» **Problem**
Give back each entry unchanged, minus pictures.

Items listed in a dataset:
· · · ·
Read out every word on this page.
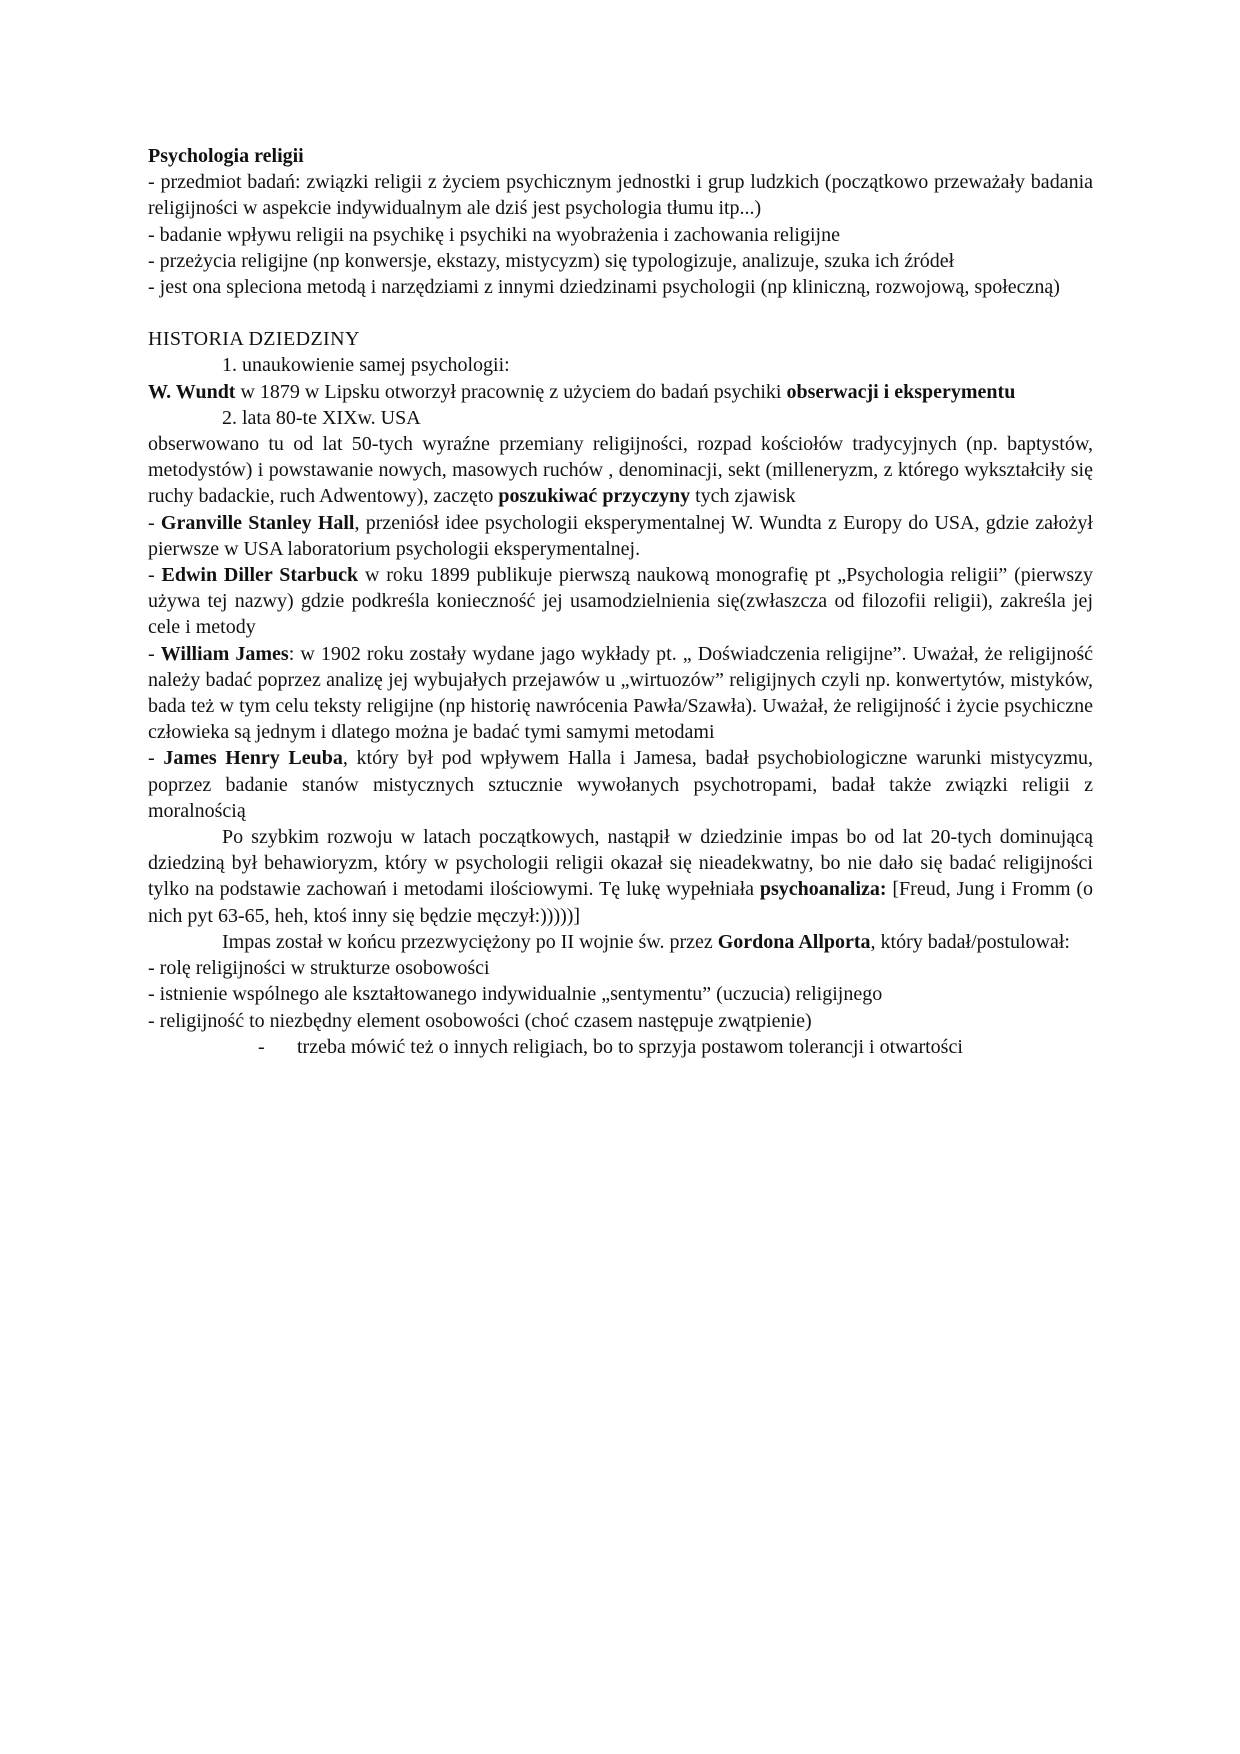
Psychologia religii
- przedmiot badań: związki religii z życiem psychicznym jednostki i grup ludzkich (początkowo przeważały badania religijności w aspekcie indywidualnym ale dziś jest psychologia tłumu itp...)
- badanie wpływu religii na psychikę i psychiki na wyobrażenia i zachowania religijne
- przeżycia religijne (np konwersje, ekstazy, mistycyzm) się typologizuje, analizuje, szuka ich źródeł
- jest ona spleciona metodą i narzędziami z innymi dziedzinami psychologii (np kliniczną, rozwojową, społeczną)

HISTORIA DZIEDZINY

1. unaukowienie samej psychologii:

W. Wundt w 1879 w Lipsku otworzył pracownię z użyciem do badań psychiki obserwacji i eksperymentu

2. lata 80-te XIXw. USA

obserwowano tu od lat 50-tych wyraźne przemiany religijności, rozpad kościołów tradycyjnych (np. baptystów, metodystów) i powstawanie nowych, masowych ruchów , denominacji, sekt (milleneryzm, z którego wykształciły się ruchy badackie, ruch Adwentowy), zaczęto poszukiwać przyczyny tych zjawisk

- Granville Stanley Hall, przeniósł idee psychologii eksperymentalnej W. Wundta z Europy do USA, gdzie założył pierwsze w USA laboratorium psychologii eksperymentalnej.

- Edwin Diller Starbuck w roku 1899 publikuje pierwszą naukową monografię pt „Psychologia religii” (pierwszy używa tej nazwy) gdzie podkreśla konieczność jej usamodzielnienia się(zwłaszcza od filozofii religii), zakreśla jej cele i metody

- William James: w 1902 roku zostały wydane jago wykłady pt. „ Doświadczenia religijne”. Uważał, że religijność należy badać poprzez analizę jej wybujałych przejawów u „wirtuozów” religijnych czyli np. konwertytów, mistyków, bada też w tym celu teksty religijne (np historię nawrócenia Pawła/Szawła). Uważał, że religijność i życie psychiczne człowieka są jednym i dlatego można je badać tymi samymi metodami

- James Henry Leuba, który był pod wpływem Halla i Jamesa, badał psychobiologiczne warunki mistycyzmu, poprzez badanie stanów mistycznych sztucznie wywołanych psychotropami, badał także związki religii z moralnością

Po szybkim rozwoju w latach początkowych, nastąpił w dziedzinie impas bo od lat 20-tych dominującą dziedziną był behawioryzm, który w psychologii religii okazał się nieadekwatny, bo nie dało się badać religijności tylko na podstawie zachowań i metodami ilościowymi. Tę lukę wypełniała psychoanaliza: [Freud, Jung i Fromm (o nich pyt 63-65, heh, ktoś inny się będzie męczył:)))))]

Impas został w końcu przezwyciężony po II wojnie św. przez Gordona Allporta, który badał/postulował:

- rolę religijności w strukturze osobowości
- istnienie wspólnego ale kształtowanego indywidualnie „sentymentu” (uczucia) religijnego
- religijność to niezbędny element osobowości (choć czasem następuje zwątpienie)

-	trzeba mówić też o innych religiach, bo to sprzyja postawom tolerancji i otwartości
· · · ·
» **Complete response**
Read out every word on this page.
Psychologia religii
- przedmiot badań: związki religii z życiem psychicznym jednostki i grup ludzkich (początkowo przeważały badania religijności w aspekcie indywidualnym ale dziś jest psychologia tłumu itp...)
- badanie wpływu religii na psychikę i psychiki na wyobrażenia i zachowania religijne
- przeżycia religijne (np konwersje, ekstazy, mistycyzm) się typologizuje, analizuje, szuka ich źródeł
- jest ona spleciona metodą i narzędziami z innymi dziedzinami psychologii (np kliniczną, rozwojową, społeczną)

HISTORIA DZIEDZINY

1. unaukowienie samej psychologii:

W. Wundt w 1879 w Lipsku otworzył pracownię z użyciem do badań psychiki obserwacji i eksperymentu

2. lata 80-te XIXw. USA

obserwowano tu od lat 50-tych wyraźne przemiany religijności, rozpad kościołów tradycyjnych (np. baptystów, metodystów) i powstawanie nowych, masowych ruchów , denominacji, sekt (milleneryzm, z którego wykształciły się ruchy badackie, ruch Adwentowy), zaczęto poszukiwać przyczyny tych zjawisk

- Granville Stanley Hall, przeniósł idee psychologii eksperymentalnej W. Wundta z Europy do USA, gdzie założył pierwsze w USA laboratorium psychologii eksperymentalnej.

- Edwin Diller Starbuck w roku 1899 publikuje pierwszą naukową monografię pt „Psychologia religii” (pierwszy używa tej nazwy) gdzie podkreśla konieczność jej usamodzielnienia się(zwłaszcza od filozofii religii), zakreśla jej cele i metody

- William James: w 1902 roku zostały wydane jago wykłady pt. „ Doświadczenia religijne”. Uważał, że religijność należy badać poprzez analizę jej wybujałych przejawów u „wirtuozów” religijnych czyli np. konwertytów, mistyków, bada też w tym celu teksty religijne (np historię nawrócenia Pawła/Szawła). Uważał, że religijność i życie psychiczne człowieka są jednym i dlatego można je badać tymi samymi metodami

- James Henry Leuba, który był pod wpływem Halla i Jamesa, badał psychobiologiczne warunki mistycyzmu, poprzez badanie stanów mistycznych sztucznie wywołanych psychotropami, badał także związki religii z moralnością

Po szybkim rozwoju w latach początkowych, nastąpił w dziedzinie impas bo od lat 20-tych dominującą dziedziną był behawioryzm, który w psychologii religii okazał się nieadekwatny, bo nie dało się badać religijności tylko na podstawie zachowań i metodami ilościowymi. Tę lukę wypełniała psychoanaliza: [Freud, Jung i Fromm (o nich pyt 63-65, heh, ktoś inny się będzie męczył:)))))]

Impas został w końcu przezwyciężony po II wojnie św. przez Gordona Allporta, który badał/postulował:

- rolę religijności w strukturze osobowości
- istnienie wspólnego ale kształtowanego indywidualnie „sentymentu” (uczucia) religijnego
- religijność to niezbędny element osobowości (choć czasem następuje zwątpienie)

-	trzeba mówić też o innych religiach, bo to sprzyja postawom tolerancji i otwartości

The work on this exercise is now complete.